Write out each line of the listing below that contains the string "level".

::: Raw data :::

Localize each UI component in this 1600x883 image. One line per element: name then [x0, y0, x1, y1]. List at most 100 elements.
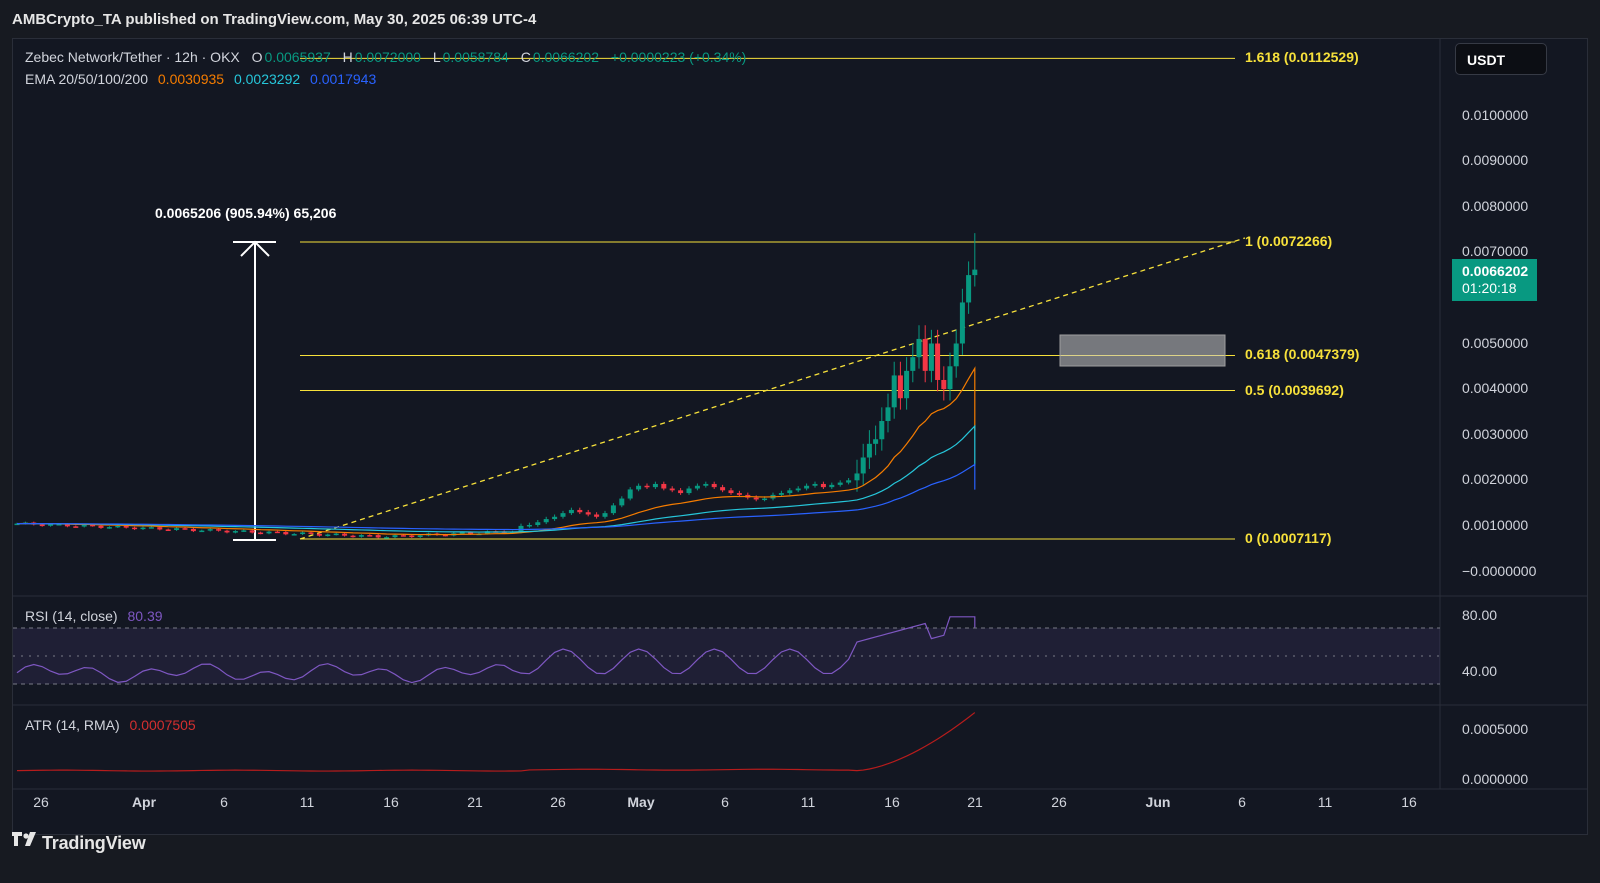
- candle-body: [165, 529, 171, 531]
- atr-axis-high: 0.0005000: [1462, 721, 1529, 737]
- time-axis-label: 21: [967, 794, 983, 810]
- currency-button[interactable]: USDT: [1455, 43, 1547, 75]
- low-value: 0.0058784: [442, 49, 509, 65]
- candle-body: [157, 527, 163, 530]
- candle-body: [922, 338, 928, 371]
- candle-body: [316, 533, 322, 536]
- chart-area[interactable]: Zebec Network/Tether · 12h · OKX O 0.0065…: [12, 38, 1588, 835]
- candle-body: [90, 524, 96, 527]
- open-label: O: [251, 49, 263, 65]
- candle-body: [400, 535, 406, 537]
- rsi-legend[interactable]: RSI (14, close) 80.39: [25, 608, 165, 624]
- candle-body: [375, 535, 381, 538]
- candle-body: [64, 524, 70, 527]
- fib-level-label: 0 (0.0007117): [1245, 530, 1332, 547]
- rsi-axis-40: 40.00: [1462, 663, 1498, 679]
- atr-value: 0.0007505: [129, 717, 196, 733]
- candle-body: [308, 532, 314, 534]
- ema50-line: [16, 424, 976, 533]
- candle-body: [216, 529, 222, 531]
- chart-canvas[interactable]: [13, 39, 1587, 834]
- candle-body: [661, 483, 667, 489]
- symbol-legend[interactable]: Zebec Network/Tether · 12h · OKX O 0.0065…: [25, 49, 748, 65]
- time-axis-label: 11: [1317, 794, 1333, 810]
- candle-body: [711, 483, 717, 488]
- atr-legend[interactable]: ATR (14, RMA) 0.0007505: [25, 717, 198, 733]
- atr-axis-zero: 0.0000000: [1462, 771, 1529, 787]
- atr-line: [16, 712, 976, 772]
- candle-body: [115, 525, 121, 528]
- ema-legend[interactable]: EMA 20/50/100/200 0.0030935 0.0023292 0.…: [25, 71, 378, 87]
- candle-body: [652, 483, 658, 488]
- candle-body: [837, 482, 843, 485]
- candle-body: [182, 528, 188, 530]
- time-axis-label: 6: [220, 794, 228, 810]
- candle-body: [442, 534, 448, 537]
- candle-body: [820, 483, 826, 488]
- symbol-name[interactable]: Zebec Network/Tether · 12h · OKX: [25, 49, 240, 65]
- publish-header: AMBCrypto_TA published on TradingView.co…: [0, 0, 1600, 38]
- candle-body: [333, 533, 339, 536]
- candle-body: [619, 498, 625, 506]
- high-value: 0.0072000: [354, 49, 421, 65]
- candle-body: [959, 302, 965, 344]
- candle-body: [274, 531, 280, 534]
- candle-body: [669, 488, 675, 491]
- price-axis-label: 0.0010000: [1462, 516, 1529, 533]
- candle-body: [73, 526, 79, 528]
- candle-body: [106, 527, 112, 529]
- tradingview-brand: TradingView: [42, 833, 146, 853]
- candle-body: [526, 524, 532, 527]
- candle-body: [417, 535, 423, 537]
- rsi-label[interactable]: RSI (14, close): [25, 608, 118, 624]
- ema100-value: 0.0017943: [310, 71, 377, 87]
- candle-body: [291, 534, 297, 536]
- candle-body: [577, 509, 583, 513]
- price-axis-label: 0.0030000: [1462, 425, 1529, 442]
- last-price-badge: 0.0066202 01:20:18: [1452, 259, 1537, 301]
- close-label: C: [520, 49, 531, 65]
- candle-body: [753, 497, 759, 500]
- price-axis-label: 0.0090000: [1462, 152, 1529, 169]
- candle-body: [249, 530, 255, 533]
- last-price: 0.0066202: [1462, 263, 1529, 279]
- open-value: 0.0065937: [264, 49, 331, 65]
- ema20-line: [16, 366, 976, 536]
- candle-body: [947, 366, 953, 390]
- high-label: H: [342, 49, 353, 65]
- candle-body: [39, 524, 45, 527]
- rsi-line: [16, 616, 976, 684]
- candle-body: [812, 483, 818, 486]
- atr-label[interactable]: ATR (14, RMA): [25, 717, 120, 733]
- time-axis-label: 11: [299, 794, 315, 810]
- candle-body: [860, 457, 866, 474]
- candle-body: [916, 338, 922, 358]
- time-axis-label: 6: [1238, 794, 1246, 810]
- ema50-value: 0.0023292: [233, 71, 301, 87]
- candle-body: [518, 525, 524, 532]
- candle-body: [358, 535, 364, 537]
- candle-body: [594, 514, 600, 517]
- time-axis-label: 11: [800, 794, 816, 810]
- candle-body: [56, 524, 62, 526]
- change-value: +0.0000223 (+0.34%): [610, 49, 747, 65]
- candle-body: [904, 370, 910, 399]
- candle-body: [846, 480, 852, 483]
- time-axis-label: May: [627, 794, 655, 810]
- time-axis-label: 16: [1401, 794, 1417, 810]
- candle-body: [232, 531, 238, 533]
- candle-body: [325, 534, 331, 537]
- rsi-value: 80.39: [127, 608, 163, 624]
- ema-label[interactable]: EMA 20/50/100/200: [25, 71, 148, 87]
- fib-level-label: 1.618 (0.0112529): [1245, 49, 1359, 66]
- candle-body: [241, 530, 247, 532]
- price-axis-label: 0.0050000: [1462, 334, 1529, 351]
- candle-body: [910, 357, 916, 371]
- candle-body: [409, 535, 415, 538]
- candle-body: [928, 343, 934, 371]
- time-axis-label: Apr: [131, 794, 157, 810]
- candle-body: [935, 343, 941, 380]
- candle-body: [720, 487, 726, 491]
- candle-body: [585, 512, 591, 515]
- time-axis-label: 26: [550, 794, 566, 810]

:::

◆ Result for this task:
- fib-level-label: 0 (0.0007117): [1245, 530, 1332, 547]
- fib-level-label: 1.618 (0.0112529): [1245, 49, 1359, 66]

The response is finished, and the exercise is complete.